-------- RECORDED DATA --------
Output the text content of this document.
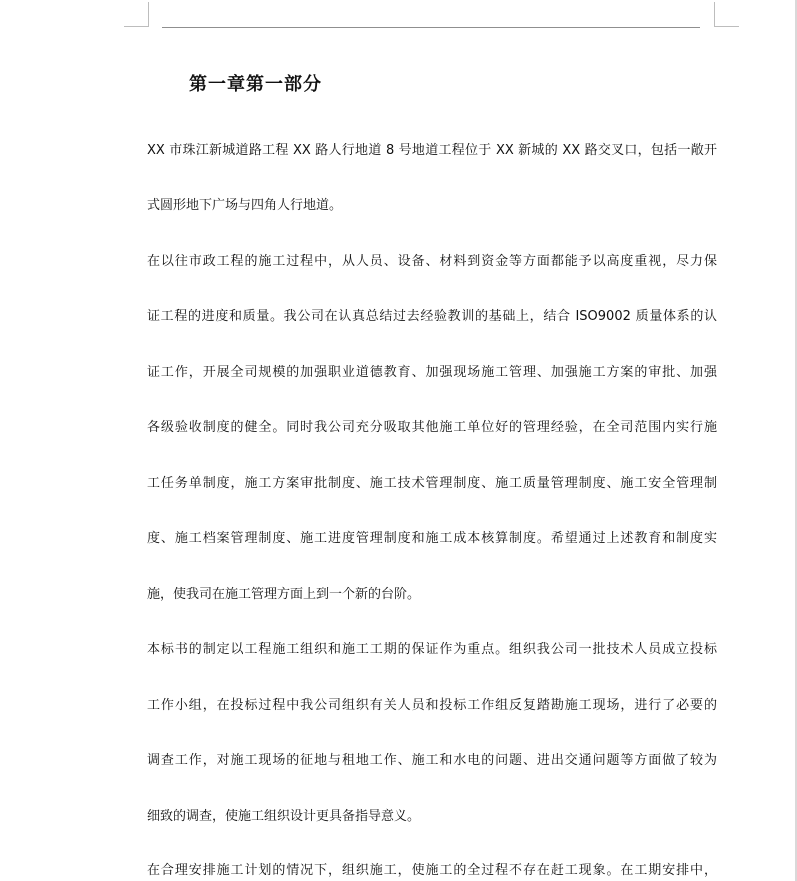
第一章第一部分
XX 市珠江新城道路工程 XX 路人行地道 8 号地道工程位于 XX 新城的 XX 路交叉口，包括一敞开
式圆形地下广场与四角人行地道。
在以往市政工程的施工过程中，从人员、设备、材料到资金等方面都能予以高度重视，尽力保
证工程的进度和质量。我公司在认真总结过去经验教训的基础上，结合 ISO9002 质量体系的认
证工作，开展全司规模的加强职业道德教育、加强现场施工管理、加强施工方案的审批、加强
各级验收制度的健全。同时我公司充分吸取其他施工单位好的管理经验，在全司范围内实行施
工任务单制度，施工方案审批制度、施工技术管理制度、施工质量管理制度、施工安全管理制
度、施工档案管理制度、施工进度管理制度和施工成本核算制度。希望通过上述教育和制度实
施，使我司在施工管理方面上到一个新的台阶。
本标书的制定以工程施工组织和施工工期的保证作为重点。组织我公司一批技术人员成立投标
工作小组，在投标过程中我公司组织有关人员和投标工作组反复踏勘施工现场，进行了必要的
调查工作，对施工现场的征地与租地工作、施工和水电的问题、进出交通问题等方面做了较为
细致的调查，使施工组织设计更具备指导意义。
在合理安排施工计划的情况下，组织施工，使施工的全过程不存在赶工现象。在工期安排中，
--------
■ **EXERCISE DESCRIPTION**:
Reproduce the listing exactly. Leave its pictures out.

■ **ANSWER**:
Output the text content of this document.
第一章第一部分
XX 市珠江新城道路工程 XX 路人行地道 8 号地道工程位于 XX 新城的 XX 路交叉口，包括一敞开
式圆形地下广场与四角人行地道。
在以往市政工程的施工过程中，从人员、设备、材料到资金等方面都能予以高度重视，尽力保
证工程的进度和质量。我公司在认真总结过去经验教训的基础上，结合 ISO9002 质量体系的认
证工作，开展全司规模的加强职业道德教育、加强现场施工管理、加强施工方案的审批、加强
各级验收制度的健全。同时我公司充分吸取其他施工单位好的管理经验，在全司范围内实行施
工任务单制度，施工方案审批制度、施工技术管理制度、施工质量管理制度、施工安全管理制
度、施工档案管理制度、施工进度管理制度和施工成本核算制度。希望通过上述教育和制度实
施，使我司在施工管理方面上到一个新的台阶。
本标书的制定以工程施工组织和施工工期的保证作为重点。组织我公司一批技术人员成立投标
工作小组，在投标过程中我公司组织有关人员和投标工作组反复踏勘施工现场，进行了必要的
调查工作，对施工现场的征地与租地工作、施工和水电的问题、进出交通问题等方面做了较为
细致的调查，使施工组织设计更具备指导意义。
在合理安排施工计划的情况下，组织施工，使施工的全过程不存在赶工现象。在工期安排中，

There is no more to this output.